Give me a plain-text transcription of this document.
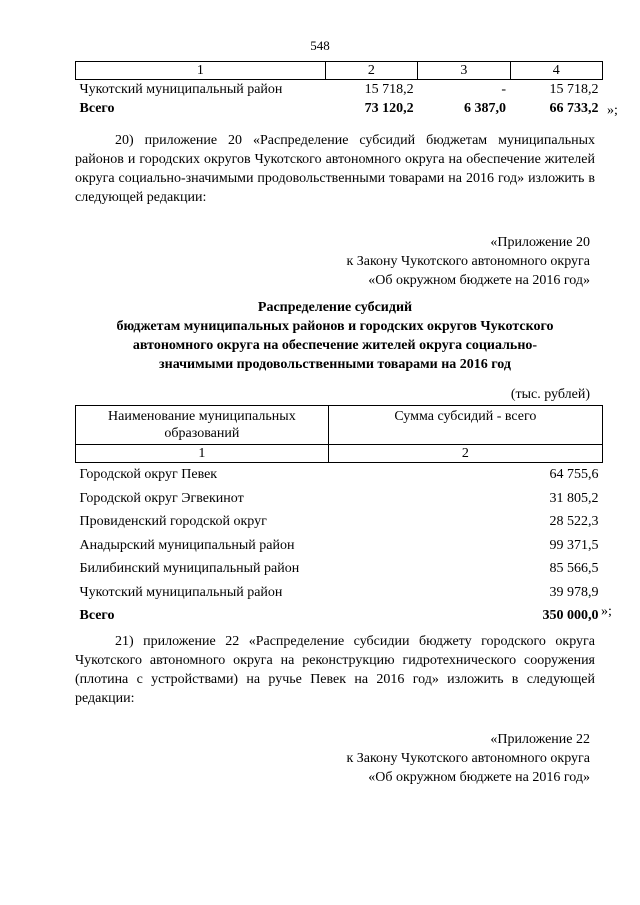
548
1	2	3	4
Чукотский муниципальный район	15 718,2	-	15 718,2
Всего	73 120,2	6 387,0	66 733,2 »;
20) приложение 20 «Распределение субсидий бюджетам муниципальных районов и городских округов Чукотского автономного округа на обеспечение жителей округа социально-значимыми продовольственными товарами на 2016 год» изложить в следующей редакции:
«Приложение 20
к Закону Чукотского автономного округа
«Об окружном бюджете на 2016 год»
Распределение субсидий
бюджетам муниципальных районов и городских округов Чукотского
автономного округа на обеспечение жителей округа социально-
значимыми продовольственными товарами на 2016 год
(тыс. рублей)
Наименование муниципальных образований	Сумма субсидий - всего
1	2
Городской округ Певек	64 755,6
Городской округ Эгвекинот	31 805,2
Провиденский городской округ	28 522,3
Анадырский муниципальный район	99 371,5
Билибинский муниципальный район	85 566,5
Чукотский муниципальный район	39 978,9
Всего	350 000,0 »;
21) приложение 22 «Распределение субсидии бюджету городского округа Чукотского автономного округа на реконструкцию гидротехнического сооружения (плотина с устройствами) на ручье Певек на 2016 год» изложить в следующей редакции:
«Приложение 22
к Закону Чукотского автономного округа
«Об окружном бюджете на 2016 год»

What to work on –
Print the complete listing exactly, apart from any pictures.

Solution for this problem –
Give me a plain-text transcription of this document.
548
1	2	3	4
Чукотский муниципальный район	15 718,2	-	15 718,2
Всего	73 120,2	6 387,0	66 733,2 »;
20) приложение 20 «Распределение субсидий бюджетам муниципальных районов и городских округов Чукотского автономного округа на обеспечение жителей округа социально-значимыми продовольственными товарами на 2016 год» изложить в следующей редакции:
«Приложение 20
к Закону Чукотского автономного округа
«Об окружном бюджете на 2016 год»
Распределение субсидий
бюджетам муниципальных районов и городских округов Чукотского
автономного округа на обеспечение жителей округа социально-
значимыми продовольственными товарами на 2016 год
(тыс. рублей)
Наименование муниципальных образований	Сумма субсидий - всего
1	2
Городской округ Певек	64 755,6
Городской округ Эгвекинот	31 805,2
Провиденский городской округ	28 522,3
Анадырский муниципальный район	99 371,5
Билибинский муниципальный район	85 566,5
Чукотский муниципальный район	39 978,9
Всего	350 000,0 »;
21) приложение 22 «Распределение субсидии бюджету городского округа Чукотского автономного округа на реконструкцию гидротехнического сооружения (плотина с устройствами) на ручье Певек на 2016 год» изложить в следующей редакции:
«Приложение 22
к Закону Чукотского автономного округа
«Об окружном бюджете на 2016 год»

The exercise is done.